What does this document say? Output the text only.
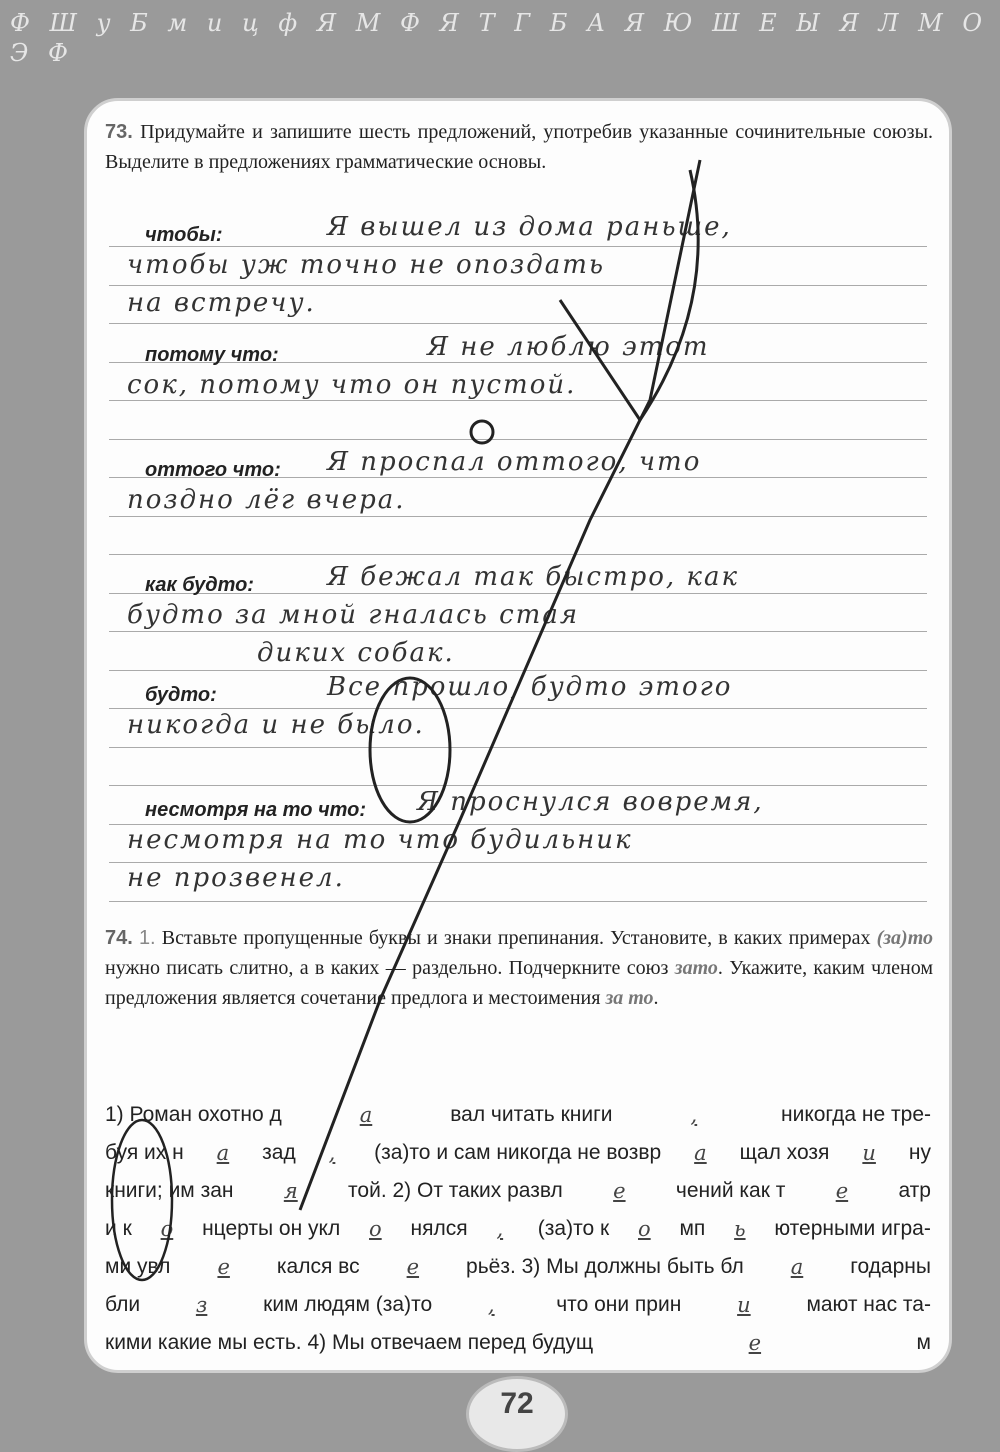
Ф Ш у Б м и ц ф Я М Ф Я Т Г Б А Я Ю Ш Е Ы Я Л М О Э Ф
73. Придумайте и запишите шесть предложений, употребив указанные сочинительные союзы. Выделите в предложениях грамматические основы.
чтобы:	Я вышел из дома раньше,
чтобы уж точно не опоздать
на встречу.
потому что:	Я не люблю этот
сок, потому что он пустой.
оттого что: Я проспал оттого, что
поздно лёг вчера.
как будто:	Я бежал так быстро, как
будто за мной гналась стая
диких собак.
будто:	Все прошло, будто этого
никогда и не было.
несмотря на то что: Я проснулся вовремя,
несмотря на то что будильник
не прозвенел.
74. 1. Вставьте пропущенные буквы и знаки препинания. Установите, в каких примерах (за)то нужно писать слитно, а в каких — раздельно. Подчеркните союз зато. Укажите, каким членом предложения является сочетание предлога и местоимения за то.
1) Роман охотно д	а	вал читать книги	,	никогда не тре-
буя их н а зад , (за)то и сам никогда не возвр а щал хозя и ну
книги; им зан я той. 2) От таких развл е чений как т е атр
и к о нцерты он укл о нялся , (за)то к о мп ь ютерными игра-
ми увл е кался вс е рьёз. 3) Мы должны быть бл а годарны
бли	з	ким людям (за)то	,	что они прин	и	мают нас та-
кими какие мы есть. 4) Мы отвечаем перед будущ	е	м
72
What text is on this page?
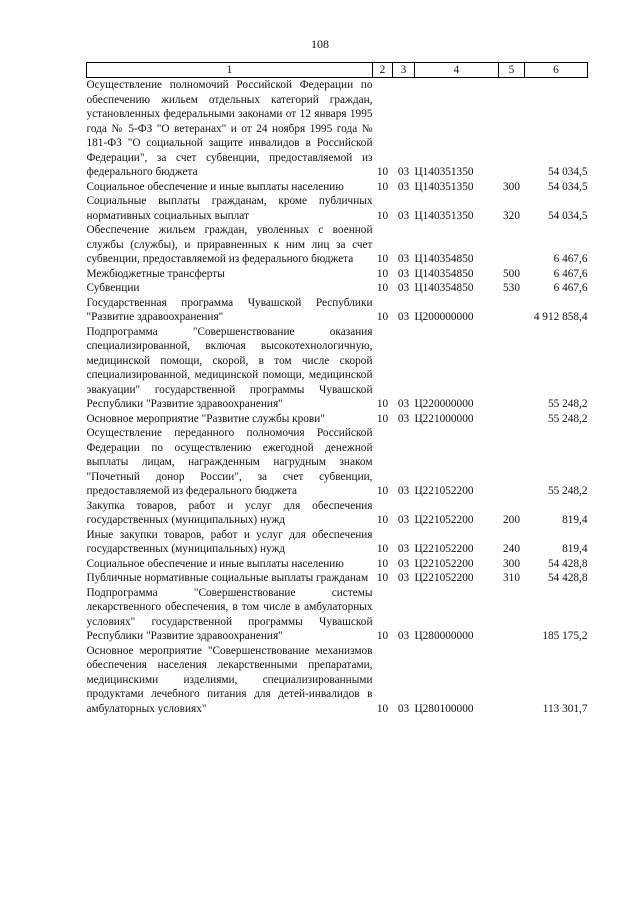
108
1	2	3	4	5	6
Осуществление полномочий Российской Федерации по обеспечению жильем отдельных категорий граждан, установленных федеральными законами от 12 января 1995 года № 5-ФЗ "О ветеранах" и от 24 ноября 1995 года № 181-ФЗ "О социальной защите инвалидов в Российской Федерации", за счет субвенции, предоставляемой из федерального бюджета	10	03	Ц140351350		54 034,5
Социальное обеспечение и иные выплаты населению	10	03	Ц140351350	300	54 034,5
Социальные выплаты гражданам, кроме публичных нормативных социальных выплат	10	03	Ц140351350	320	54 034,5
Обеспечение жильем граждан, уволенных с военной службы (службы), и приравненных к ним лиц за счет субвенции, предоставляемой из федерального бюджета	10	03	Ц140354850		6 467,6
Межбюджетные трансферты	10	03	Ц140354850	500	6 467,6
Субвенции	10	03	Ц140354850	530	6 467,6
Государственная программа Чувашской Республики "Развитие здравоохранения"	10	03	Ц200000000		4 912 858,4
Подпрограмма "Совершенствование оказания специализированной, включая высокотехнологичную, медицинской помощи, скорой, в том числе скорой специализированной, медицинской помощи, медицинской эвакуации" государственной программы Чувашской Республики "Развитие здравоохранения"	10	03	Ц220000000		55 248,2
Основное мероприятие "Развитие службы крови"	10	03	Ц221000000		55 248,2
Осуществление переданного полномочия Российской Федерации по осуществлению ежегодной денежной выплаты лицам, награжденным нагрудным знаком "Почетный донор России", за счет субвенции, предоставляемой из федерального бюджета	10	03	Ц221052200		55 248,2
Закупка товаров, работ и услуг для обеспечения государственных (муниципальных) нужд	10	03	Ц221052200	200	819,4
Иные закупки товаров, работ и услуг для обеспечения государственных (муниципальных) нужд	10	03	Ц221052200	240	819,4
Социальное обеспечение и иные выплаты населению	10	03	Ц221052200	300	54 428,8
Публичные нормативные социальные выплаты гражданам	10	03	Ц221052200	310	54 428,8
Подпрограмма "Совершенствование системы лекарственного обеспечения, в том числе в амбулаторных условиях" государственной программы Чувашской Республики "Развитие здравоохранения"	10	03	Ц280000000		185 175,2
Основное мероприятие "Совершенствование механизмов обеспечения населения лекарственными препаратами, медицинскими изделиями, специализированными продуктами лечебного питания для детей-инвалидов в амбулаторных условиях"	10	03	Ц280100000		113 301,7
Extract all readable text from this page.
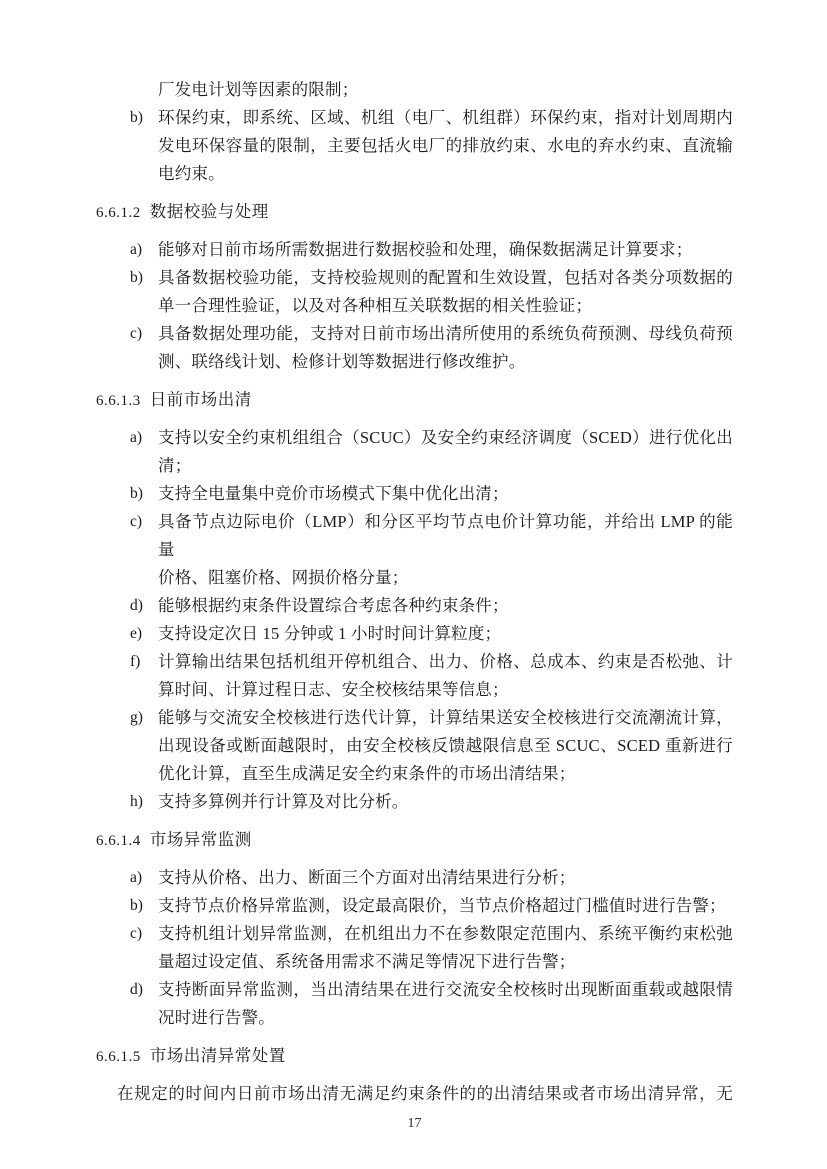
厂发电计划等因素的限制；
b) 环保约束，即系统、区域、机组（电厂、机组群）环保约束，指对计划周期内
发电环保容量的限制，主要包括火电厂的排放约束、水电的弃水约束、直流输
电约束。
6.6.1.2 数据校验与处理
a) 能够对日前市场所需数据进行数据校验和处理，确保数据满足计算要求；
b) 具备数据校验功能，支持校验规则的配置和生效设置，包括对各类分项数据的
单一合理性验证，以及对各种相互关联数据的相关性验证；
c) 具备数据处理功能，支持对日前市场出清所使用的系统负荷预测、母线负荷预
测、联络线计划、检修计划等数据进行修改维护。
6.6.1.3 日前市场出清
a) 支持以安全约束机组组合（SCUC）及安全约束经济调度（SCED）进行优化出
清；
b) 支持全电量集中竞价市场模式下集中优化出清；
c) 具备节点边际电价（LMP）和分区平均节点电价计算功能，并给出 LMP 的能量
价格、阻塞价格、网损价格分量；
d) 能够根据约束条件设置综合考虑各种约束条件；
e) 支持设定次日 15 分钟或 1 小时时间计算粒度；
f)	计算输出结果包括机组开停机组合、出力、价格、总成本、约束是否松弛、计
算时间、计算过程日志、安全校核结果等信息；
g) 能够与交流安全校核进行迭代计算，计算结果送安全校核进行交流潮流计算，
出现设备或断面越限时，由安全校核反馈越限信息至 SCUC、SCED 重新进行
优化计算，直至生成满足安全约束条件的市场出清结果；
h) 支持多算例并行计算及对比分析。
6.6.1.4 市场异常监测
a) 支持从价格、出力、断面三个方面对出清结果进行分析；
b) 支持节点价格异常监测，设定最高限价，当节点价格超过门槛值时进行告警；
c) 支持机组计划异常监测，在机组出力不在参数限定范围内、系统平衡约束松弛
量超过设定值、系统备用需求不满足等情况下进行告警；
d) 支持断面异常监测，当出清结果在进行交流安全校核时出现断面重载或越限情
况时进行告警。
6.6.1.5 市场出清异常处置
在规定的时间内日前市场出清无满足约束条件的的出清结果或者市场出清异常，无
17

**Required work:** Reproduce the material above in full, exactly, with no images.

**Solved problem:**
What does this document say? Output the text only.
Ф Ш у Б м и ц ф Я М Ф Я Т Г Б А Я Ю Ш Е Ы Я Л М О Э Ф
73. Придумайте и запишите шесть предложений, употребив указанные сочинительные союзы. Выделите в предложениях грамматические основы.
чтобы:	Я вышел из дома раньше,
чтобы уж точно не опоздать
на встречу.
потому что:	Я не люблю этот
сок, потому что он пустой.
оттого что: Я проспал оттого, что
поздно лёг вчера.
как будто:	Я бежал так быстро, как
будто за мной гналась стая
диких собак.
будто:	Все прошло, будто этого
никогда и не было.
несмотря на то что: Я проснулся вовремя,
несмотря на то что будильник
не прозвенел.
74. 1. Вставьте пропущенные буквы и знаки препинания. Установите, в каких примерах (за)то нужно писать слитно, а в каких — раздельно. Подчеркните союз зато. Укажите, каким членом предложения является сочетание предлога и местоимения за то.
1) Роман охотно д	а	вал читать книги	,	никогда не тре-
буя их н а зад , (за)то и сам никогда не возвр а щал хозя и ну
книги; им зан я той. 2) От таких развл е чений как т е атр
и к о нцерты он укл о нялся , (за)то к о мп ь ютерными игра-
ми увл е кался вс е рьёз. 3) Мы должны быть бл а годарны
бли	з	ким людям (за)то	,	что они прин	и	мают нас та-
кими какие мы есть. 4) Мы отвечаем перед будущ	е	м
72
What text is on this page?
108
1	2	3	4	5	6
Осуществление полномочий Российской Федерации по обеспечению жильем отдельных категорий граждан, установленных федеральными законами от 12 января 1995 года № 5-ФЗ "О ветеранах" и от 24 ноября 1995 года № 181-ФЗ "О социальной защите инвалидов в Российской Федерации", за счет субвенции, предоставляемой из федерального бюджета	10	03	Ц140351350		54 034,5
Социальное обеспечение и иные выплаты населению	10	03	Ц140351350	300	54 034,5
Социальные выплаты гражданам, кроме публичных нормативных социальных выплат	10	03	Ц140351350	320	54 034,5
Обеспечение жильем граждан, уволенных с военной службы (службы), и приравненных к ним лиц за счет субвенции, предоставляемой из федерального бюджета	10	03	Ц140354850		6 467,6
Межбюджетные трансферты	10	03	Ц140354850	500	6 467,6
Субвенции	10	03	Ц140354850	530	6 467,6
Государственная программа Чувашской Республики "Развитие здравоохранения"	10	03	Ц200000000		4 912 858,4
Подпрограмма "Совершенствование оказания специализированной, включая высокотехнологичную, медицинской помощи, скорой, в том числе скорой специализированной, медицинской помощи, медицинской эвакуации" государственной программы Чувашской Республики "Развитие здравоохранения"	10	03	Ц220000000		55 248,2
Основное мероприятие "Развитие службы крови"	10	03	Ц221000000		55 248,2
Осуществление переданного полномочия Российской Федерации по осуществлению ежегодной денежной выплаты лицам, награжденным нагрудным знаком "Почетный донор России", за счет субвенции, предоставляемой из федерального бюджета	10	03	Ц221052200		55 248,2
Закупка товаров, работ и услуг для обеспечения государственных (муниципальных) нужд	10	03	Ц221052200	200	819,4
Иные закупки товаров, работ и услуг для обеспечения государственных (муниципальных) нужд	10	03	Ц221052200	240	819,4
Социальное обеспечение и иные выплаты населению	10	03	Ц221052200	300	54 428,8
Публичные нормативные социальные выплаты гражданам	10	03	Ц221052200	310	54 428,8
Подпрограмма "Совершенствование системы лекарственного обеспечения, в том числе в амбулаторных условиях" государственной программы Чувашской Республики "Развитие здравоохранения"	10	03	Ц280000000		185 175,2
Основное мероприятие "Совершенствование механизмов обеспечения населения лекарственными препаратами, медицинскими изделиями, специализированными продуктами лечебного питания для детей-инвалидов в амбулаторных условиях"	10	03	Ц280100000		113 301,7
Extract all readable text from this page.
厂发电计划等因素的限制；
b) 环保约束，即系统、区域、机组（电厂、机组群）环保约束，指对计划周期内
发电环保容量的限制，主要包括火电厂的排放约束、水电的弃水约束、直流输
电约束。
6.6.1.2 数据校验与处理
a) 能够对日前市场所需数据进行数据校验和处理，确保数据满足计算要求；
b) 具备数据校验功能，支持校验规则的配置和生效设置，包括对各类分项数据的
单一合理性验证，以及对各种相互关联数据的相关性验证；
c) 具备数据处理功能，支持对日前市场出清所使用的系统负荷预测、母线负荷预
测、联络线计划、检修计划等数据进行修改维护。
6.6.1.3 日前市场出清
a) 支持以安全约束机组组合（SCUC）及安全约束经济调度（SCED）进行优化出
清；
b) 支持全电量集中竞价市场模式下集中优化出清；
c) 具备节点边际电价（LMP）和分区平均节点电价计算功能，并给出 LMP 的能量
价格、阻塞价格、网损价格分量；
d) 能够根据约束条件设置综合考虑各种约束条件；
e) 支持设定次日 15 分钟或 1 小时时间计算粒度；
f)	计算输出结果包括机组开停机组合、出力、价格、总成本、约束是否松弛、计
算时间、计算过程日志、安全校核结果等信息；
g) 能够与交流安全校核进行迭代计算，计算结果送安全校核进行交流潮流计算，
出现设备或断面越限时，由安全校核反馈越限信息至 SCUC、SCED 重新进行
优化计算，直至生成满足安全约束条件的市场出清结果；
h) 支持多算例并行计算及对比分析。
6.6.1.4 市场异常监测
a) 支持从价格、出力、断面三个方面对出清结果进行分析；
b) 支持节点价格异常监测，设定最高限价，当节点价格超过门槛值时进行告警；
c) 支持机组计划异常监测，在机组出力不在参数限定范围内、系统平衡约束松弛
量超过设定值、系统备用需求不满足等情况下进行告警；
d) 支持断面异常监测，当出清结果在进行交流安全校核时出现断面重载或越限情
况时进行告警。
6.6.1.5 市场出清异常处置
在规定的时间内日前市场出清无满足约束条件的的出清结果或者市场出清异常，无
17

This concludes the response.